- [Given problem]
Below are some records. Say how many of their lines contain the string "KundliTv", and give nothing but the number.

(Dataset excerpt)
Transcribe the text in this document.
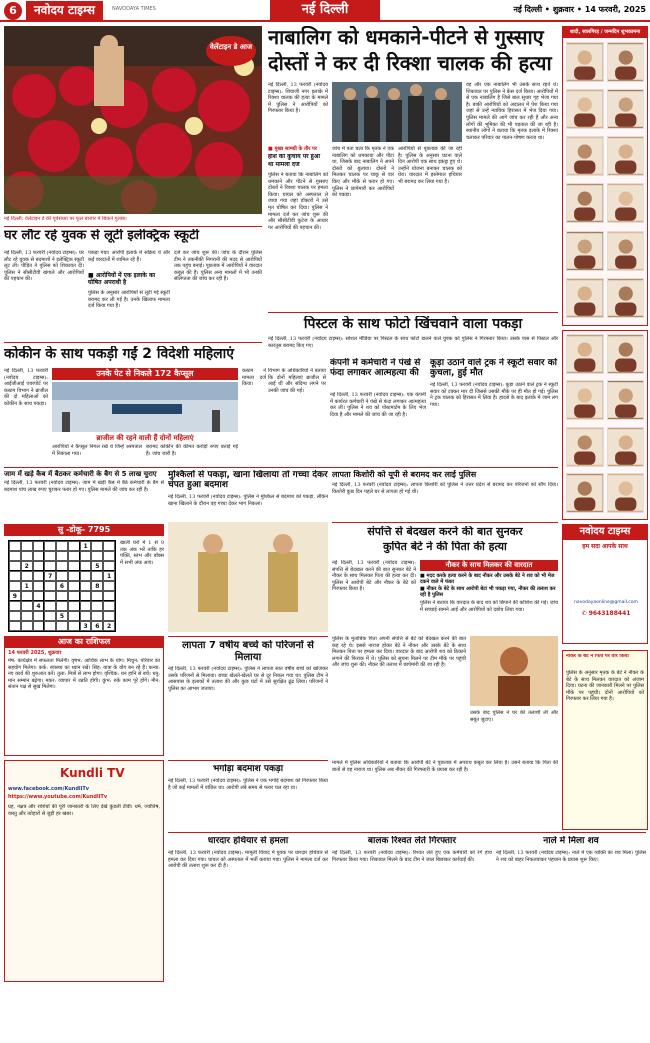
6	नवोदय टाइम्स	NAVODAYA TIMES	नई दिल्ली	नई दिल्ली • शुक्रवार • 14 फरवरी, 2025
वेलेंटाइन डे आज
नई दिल्ली: वेलेंटाइन डे की पूर्वसंध्या पर फूल बाजार में बिकते गुलाब।
नाबालिग को धमकाने-पीटने से गुस्साए
दोस्तों ने कर दी रिक्शा चालक की हत्या
नई दिल्ली, 13 फरवरी (नवोदय टाइम्स): शिवाजी नगर इलाके में रिक्शा चालक की हत्या के मामले में पुलिस ने आरोपियों को गिरफ्तार किया है।
■ मुख्य सामग्री के तौर पर
होश की कुचाय पर हुआ
था मामला दर्ज
पुलिस ने बताया कि नाबालिग को धमकाने और पीटने से गुस्साए दोस्तों ने रिक्शा चालक पर हमला किया। घायल को अस्पताल ले जाया गया जहां डॉक्टरों ने उसे मृत घोषित कर दिया। पुलिस ने मामला दर्ज कर जांच शुरू की और सीसीटीवी फुटेज के आधार पर आरोपियों की पहचान की।
जांच में पता चला कि मृतक ने एक नाबालिग को धमकाया और पीटा था, जिसके बाद नाबालिग ने अपने दोस्तों को बुलाया। दोस्तों ने मिलकर चालक पर चाकू से वार किए और मौके से फरार हो गए। पुलिस ने छापेमारी कर आरोपियों को पकड़ा।
आरोपियों से पूछताछ की जा रही है। पुलिस के अनुसार घटना वाले दिन आरोपी एक साथ इकट्ठा हुए थे। उन्होंने योजना बनाकर चालक को घेरा। वारदात में इस्तेमाल हथियार भी बरामद कर लिया गया है।
वह और एक नाबालिग भी उसके साथ रहते थे। शिकायत पर पुलिस ने केस दर्ज किया। आरोपियों में से एक नाबालिग है जिसे बाल सुधार गृह भेजा गया है। बाकी आरोपियों को अदालत में पेश किया गया जहां से उन्हें न्यायिक हिरासत में भेज दिया गया। पुलिस मामले की आगे जांच कर रही है और अन्य लोगों की भूमिका की भी पड़ताल की जा रही है। स्थानीय लोगों ने बताया कि मृतक इलाके में रिक्शा चलाकर परिवार का पालन-पोषण करता था।
घर लौट रहे युवक से लूटी इलेक्ट्रिक स्कूटी
नई दिल्ली, 13 फरवरी (नवोदय टाइम्स): घर लौट रहे युवक से बदमाशों ने इलेक्ट्रिक स्कूटी लूट ली। पीड़ित ने पुलिस को शिकायत दी। पुलिस ने सीसीटीवी खंगाले और आरोपियों की पहचान की।
पकड़ा गया। आरोपी इलाके में सक्रिय थे और कई वारदातों में शामिल रहे हैं।
■ आरोपियों में एक इलाके का घोषित अपराधी है
पुलिस के अनुसार आरोपियों से लूटी गई स्कूटी बरामद कर ली गई है। उनके खिलाफ मामला दर्ज किया गया है।
दर्ज कर जांच शुरू की। जांच के दौरान पुलिस टीम ने तकनीकी निगरानी की मदद से आरोपियों तक पहुंच बनाई। पूछताछ में आरोपियों ने वारदात कबूल की है। पुलिस अन्य मामलों में भी उनकी संलिप्तता की जांच कर रही है।
पिस्टल के साथ फोटो खिंचवाने वाला पकड़ा
नई दिल्ली, 13 फरवरी (नवोदय टाइम्स): सोशल मीडिया पर पिस्टल के साथ फोटो डालने वाले युवक को पुलिस ने गिरफ्तार किया। उसके पास से पिस्टल और कारतूस बरामद किए गए।
कोकीन के साथ पकड़ी गईं 2 विदेशी महिलाएं
नई दिल्ली, 13 फरवरी (नवोदय टाइम्स): आईजीआई एयरपोर्ट पर कस्टम विभाग ने ब्राजील की दो महिलाओं को कोकीन के साथ पकड़ा।
उनके पेट से निकले 172 कैप्सूल
ब्राजील की रहने वाली हैं दोनों महिलाएं
आरोपियों ने कैप्सूल निगल रखे थे जिन्हें अस्पताल में निकाला गया।
बरामद कोकीन की कीमत करोड़ों रुपए बताई गई है। जांच जारी है।
कस्टम ने मामला दर्ज किया।
विभाग के अधिकारियों ने बताया कि दोनों महिलाएं ब्राजील से आई थीं और संदिग्ध लगने पर उनकी जांच की गई।
कंपनी में कर्मचारी ने पंखे से फंदा लगाकर आत्महत्या की
नई दिल्ली, 13 फरवरी (नवोदय टाइम्स): एक कंपनी में कार्यरत कर्मचारी ने पंखे से फंदा लगाकर आत्महत्या कर ली। पुलिस ने शव को पोस्टमार्टम के लिए भेज दिया है और मामले की जांच की जा रही है।
कूड़ा उठाने वाले ट्रक ने स्कूटी सवार को कुचला, हुई मौत
नई दिल्ली, 13 फरवरी (नवोदय टाइम्स): कूड़ा उठाने वाले ट्रक ने स्कूटी सवार को टक्कर मार दी जिससे उसकी मौके पर ही मौत हो गई। पुलिस ने ट्रक चालक को हिरासत में लिया है। हादसे के बाद इलाके में जाम लग गया।
जाम में खड़े कैब में बैठकर कर्मचारी के बैग से 5 लाख चुराए
नई दिल्ली, 13 फरवरी (नवोदय टाइम्स): जाम में खड़ी कैब में बैठे कर्मचारी के बैग से बदमाश पांच लाख रुपए चुराकर फरार हो गए। पुलिस मामले की जांच कर रही है।
मुश्किलों से पकड़ा, खाना खिलाया तो गच्चा देकर चंपत हुआ बदमाश
नई दिल्ली, 13 फरवरी (नवोदय टाइम्स): पुलिस ने मुश्किल से बदमाश को पकड़ा, लेकिन खाना खिलाने के दौरान वह गच्चा देकर भाग निकला।
लापता किशोरी को यूपी से बरामद कर लाई पुलिस
नई दिल्ली, 13 फरवरी (नवोदय टाइम्स): लापता किशोरी को पुलिस ने उत्तर प्रदेश से बरामद कर परिजनों को सौंप दिया। किशोरी कुछ दिन पहले घर से लापता हो गई थी।
सु -डोकू- 7795
1
2	5
7	1
1	6	8
9
4
5
3	6	2
खाली घरों में 1 से 9 तक अंक भरें ताकि हर पंक्ति, स्तंभ और बॉक्स में सभी अंक आएं।
संपत्ति से बेदखल करने की बात सुनकर
कुपित बेटे ने की पिता की हत्या
नौकर के साथ मिलकर की वारदात
■ मदद करके हत्या करने के बाद नौकर और उसके बेटे ने शव को भी मेज दकने वाले में फंका
■ नौकर के बेटे के साथ आरोपी बेटा भी पकड़ा गया, नौकर की तलाश कर रही है पुलिस
नई दिल्ली, 13 फरवरी (नवोदय टाइम्स): संपत्ति से बेदखल करने की बात सुनकर बेटे ने नौकर के साथ मिलकर पिता की हत्या कर दी। पुलिस ने आरोपी बेटे और नौकर के बेटे को गिरफ्तार किया है।
पुलिस ने बताया कि वारदात के बाद शव को छिपाने की कोशिश की गई। जांच में सच्चाई सामने आई और आरोपियों को दबोच लिया गया।
आज का राशिफल
14 फरवरी 2025, शुक्रवार
मेष: कार्यक्षेत्र में सफलता मिलेगी। वृषभ: आर्थिक लाभ के योग। मिथुन: परिवार का सहयोग मिलेगा। कर्क: स्वास्थ्य का ध्यान रखें। सिंह: यात्रा के योग बन रहे हैं। कन्या: नए कार्य की शुरुआत करें। तुला: मित्रों से लाभ होगा। वृश्चिक: धन हानि से बचें। धनु: मान सम्मान बढ़ेगा। मकर: व्यापार में उन्नति होगी। कुंभ: रुके काम पूरे होंगे। मीन: संतान पक्ष से सुख मिलेगा।
लापता 7 वर्षीय बच्चे को परिजनों से मिलाया
नई दिल्ली, 13 फरवरी (नवोदय टाइम्स): पुलिस ने लापता सात वर्षीय बच्चे को खोजकर उसके परिजनों से मिलाया। बच्चा खेलते-खेलते घर से दूर निकल गया था। पुलिस टीम ने आसपास के इलाकों में तलाश की और कुछ घंटों में उसे सुरक्षित ढूंढ लिया। परिजनों ने पुलिस का आभार जताया।
पुलिस के मुताबिक पिता अपनी संपत्ति से बेटे को बेदखल करने की बात कह रहे थे। इससे नाराज होकर बेटे ने नौकर और उसके बेटे के साथ मिलकर पिता पर हमला कर दिया। वारदात के बाद आरोपी शव को ठिकाने लगाने की फिराक में थे। पुलिस को सूचना मिलने पर टीम मौके पर पहुंची और जांच शुरू की। नौकर की तलाश में छापेमारी की जा रही है।
उसके बाद पुलिस ने घर की तलाशी ली और सबूत जुटाए।
Kundli TV
www.facebook.com/KundliTv
https://www.youtube.com/KundliTv
ग्रह, नक्षत्र और राशियों की पूरी जानकारी के लिए देखें कुंडली टीवी। धर्म, ज्योतिष, वास्तु और त्योहारों से जुड़ी हर खबर।
भगोड़ा बदमाश पकड़ा
नई दिल्ली, 13 फरवरी (नवोदय टाइम्स): पुलिस ने एक भगोड़े बदमाश को गिरफ्तार किया है जो कई मामलों में वांछित था। आरोपी लंबे समय से फरार चल रहा था।
मामले में पुलिस अधिकारियों ने बताया कि आरोपी बेटे ने पूछताछ में अपराध कबूल कर लिया है। उसने बताया कि पिता की बातों से वह नाराज था। पुलिस अब नौकर की गिरफ्तारी के प्रयास कर रही है।
धारदार हथियार से हमला
नई दिल्ली, 13 फरवरी (नवोदय टाइम्स): मामूली विवाद में युवक पर धारदार हथियार से हमला कर दिया गया। घायल को अस्पताल में भर्ती कराया गया। पुलिस ने मामला दर्ज कर आरोपी की तलाश शुरू कर दी है।
बालक रिश्वत लेते गिरफ्तार
नई दिल्ली, 13 फरवरी (नवोदय टाइम्स): रिश्वत लेते हुए एक कर्मचारी को रंगे हाथ गिरफ्तार किया गया। शिकायत मिलने के बाद टीम ने जाल बिछाकर कार्रवाई की।
नाले में मिला शव
नई दिल्ली, 13 फरवरी (नवोदय टाइम्स): नाले में एक व्यक्ति का शव मिला। पुलिस ने शव को बाहर निकलवाकर पहचान के प्रयास शुरू किए।
शादी, सालगिरह / जन्मदिन शुभकामना
नवोदय टाइम्स
हम सदा आपके साथ
navodayaonline@gmail.com
✆ 9643188441
नौकर के बेटे ने पिता पर वार किया
पुलिस के अनुसार मृतक के बेटे ने नौकर के बेटे के साथ मिलकर वारदात को अंजाम दिया। घटना की जानकारी मिलने पर पुलिस मौके पर पहुंची। दोनों आरोपियों को गिरफ्तार कर लिया गया है।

- [Full response]
2